To do >>
Every line with the word "судопроизводства" in it should be extracted from the data that follows.

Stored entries
● ● ● ●

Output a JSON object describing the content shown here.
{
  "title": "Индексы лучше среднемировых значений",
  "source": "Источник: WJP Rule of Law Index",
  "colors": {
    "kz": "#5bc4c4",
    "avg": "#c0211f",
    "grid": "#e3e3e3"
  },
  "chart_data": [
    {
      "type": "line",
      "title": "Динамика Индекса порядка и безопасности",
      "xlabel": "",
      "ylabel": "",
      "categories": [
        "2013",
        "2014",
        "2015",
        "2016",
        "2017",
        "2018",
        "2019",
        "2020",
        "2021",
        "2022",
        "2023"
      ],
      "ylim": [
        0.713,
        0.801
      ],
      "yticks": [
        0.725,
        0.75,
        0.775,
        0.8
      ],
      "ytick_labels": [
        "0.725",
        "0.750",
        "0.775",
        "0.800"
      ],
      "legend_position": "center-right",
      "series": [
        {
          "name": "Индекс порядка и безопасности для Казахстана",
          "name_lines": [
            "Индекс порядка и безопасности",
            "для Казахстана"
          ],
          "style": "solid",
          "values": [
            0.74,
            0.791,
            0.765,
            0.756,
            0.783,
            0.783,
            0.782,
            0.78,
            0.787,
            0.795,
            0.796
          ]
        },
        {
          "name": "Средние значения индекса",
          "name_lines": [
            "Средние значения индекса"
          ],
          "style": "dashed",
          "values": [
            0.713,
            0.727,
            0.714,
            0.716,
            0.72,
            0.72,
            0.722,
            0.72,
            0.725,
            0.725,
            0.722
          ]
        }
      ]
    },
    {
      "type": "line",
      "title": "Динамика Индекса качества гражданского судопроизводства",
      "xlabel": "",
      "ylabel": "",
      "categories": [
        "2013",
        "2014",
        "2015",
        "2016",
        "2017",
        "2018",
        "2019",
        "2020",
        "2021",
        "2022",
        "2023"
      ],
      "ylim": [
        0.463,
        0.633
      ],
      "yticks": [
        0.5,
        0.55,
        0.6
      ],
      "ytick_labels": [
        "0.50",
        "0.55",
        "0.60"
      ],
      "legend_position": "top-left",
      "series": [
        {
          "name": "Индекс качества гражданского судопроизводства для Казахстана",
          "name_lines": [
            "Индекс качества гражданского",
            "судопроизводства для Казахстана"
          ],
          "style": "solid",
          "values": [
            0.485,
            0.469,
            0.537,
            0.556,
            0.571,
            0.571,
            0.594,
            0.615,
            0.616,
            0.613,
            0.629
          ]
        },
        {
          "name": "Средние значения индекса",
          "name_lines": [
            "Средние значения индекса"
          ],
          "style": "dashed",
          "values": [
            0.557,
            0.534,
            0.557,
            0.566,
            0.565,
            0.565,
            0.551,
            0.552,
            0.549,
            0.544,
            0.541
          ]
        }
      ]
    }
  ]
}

● ● ● ●

Answer to the problem >>
      "title": "Динамика Индекса качества гражданского судопроизводства",
          "name": "Индекс качества гражданского судопроизводства для Казахстана",
            "судопроизводства для Казахстана"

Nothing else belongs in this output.